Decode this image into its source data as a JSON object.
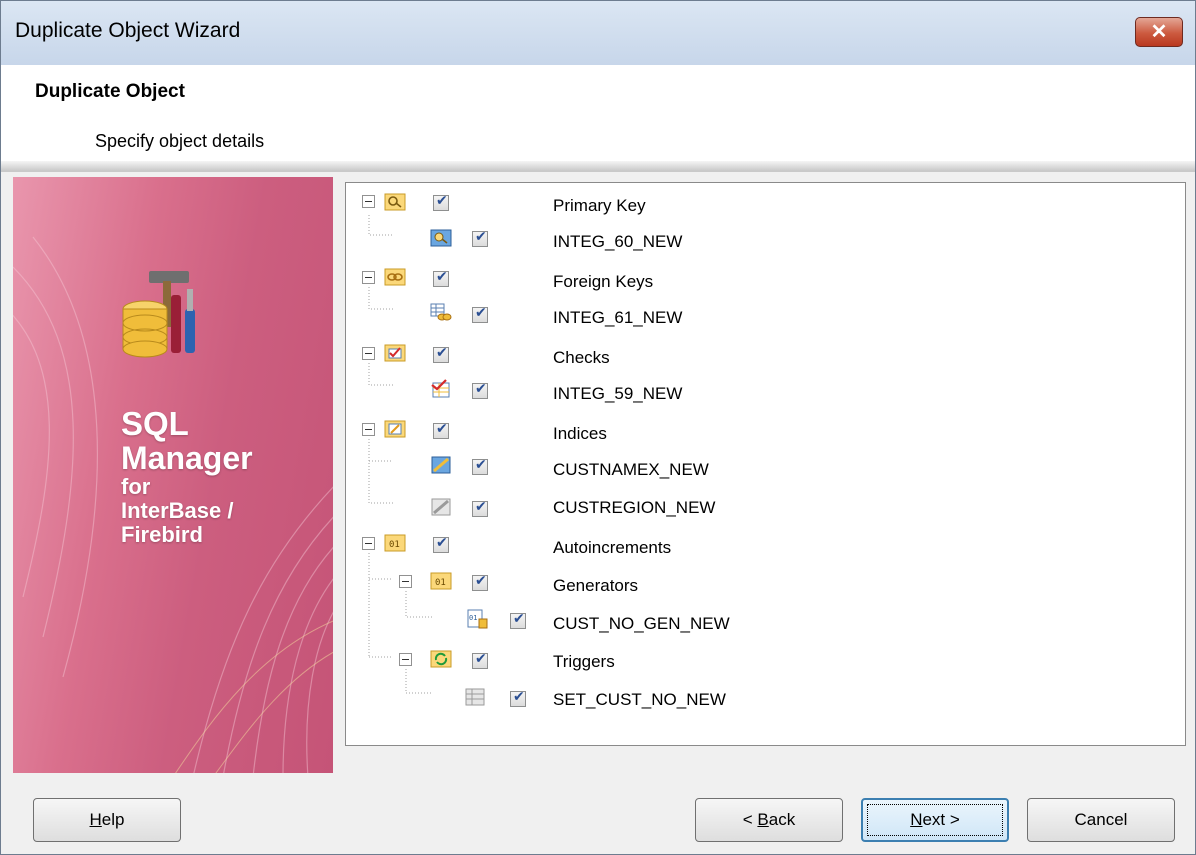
{
  "window": {
    "title": "Duplicate Object Wizard",
    "close_icon": "close-icon"
  },
  "header": {
    "title": "Duplicate Object",
    "subtitle": "Specify object details"
  },
  "sidebar": {
    "product_line1": "SQL",
    "product_line2": "Manager",
    "product_line3": "for",
    "product_line4": "InterBase /",
    "product_line5": "Firebird"
  },
  "tree": {
    "nodes": [
      {
        "label": "Primary Key",
        "icon": "primary-key-folder-icon",
        "checked": true,
        "expanded": true
      },
      {
        "label": "INTEG_60_NEW",
        "icon": "primary-key-icon",
        "checked": true
      },
      {
        "label": "Foreign Keys",
        "icon": "foreign-key-folder-icon",
        "checked": true,
        "expanded": true
      },
      {
        "label": "INTEG_61_NEW",
        "icon": "foreign-key-icon",
        "checked": true
      },
      {
        "label": "Checks",
        "icon": "checks-folder-icon",
        "checked": true,
        "expanded": true
      },
      {
        "label": "INTEG_59_NEW",
        "icon": "check-icon",
        "checked": true
      },
      {
        "label": "Indices",
        "icon": "indices-folder-icon",
        "checked": true,
        "expanded": true
      },
      {
        "label": "CUSTNAMEX_NEW",
        "icon": "index-icon",
        "checked": true
      },
      {
        "label": "CUSTREGION_NEW",
        "icon": "index-disabled-icon",
        "checked": true
      },
      {
        "label": "Autoincrements",
        "icon": "autoincrements-folder-icon",
        "checked": true,
        "expanded": true
      },
      {
        "label": "Generators",
        "icon": "generators-folder-icon",
        "checked": true,
        "expanded": true
      },
      {
        "label": "CUST_NO_GEN_NEW",
        "icon": "generator-icon",
        "checked": true
      },
      {
        "label": "Triggers",
        "icon": "triggers-folder-icon",
        "checked": true,
        "expanded": true
      },
      {
        "label": "SET_CUST_NO_NEW",
        "icon": "trigger-icon",
        "checked": true
      }
    ]
  },
  "buttons": {
    "help": {
      "prefix": "",
      "mnemonic": "H",
      "suffix": "elp"
    },
    "back": {
      "prefix": "< ",
      "mnemonic": "B",
      "suffix": "ack"
    },
    "next": {
      "prefix": "",
      "mnemonic": "N",
      "suffix": "ext >"
    },
    "cancel": {
      "label": "Cancel"
    }
  },
  "colors": {
    "sidebar_pink": "#d96f8c",
    "titlebar": "#c7d6ea",
    "checkmark": "#2b4f93",
    "default_button_border": "#3c7fb1"
  }
}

EXERCISE
Of the lines in the listing, how many hold the word "folder"? Nothing but the number is needed.

COMPLETED TASK
7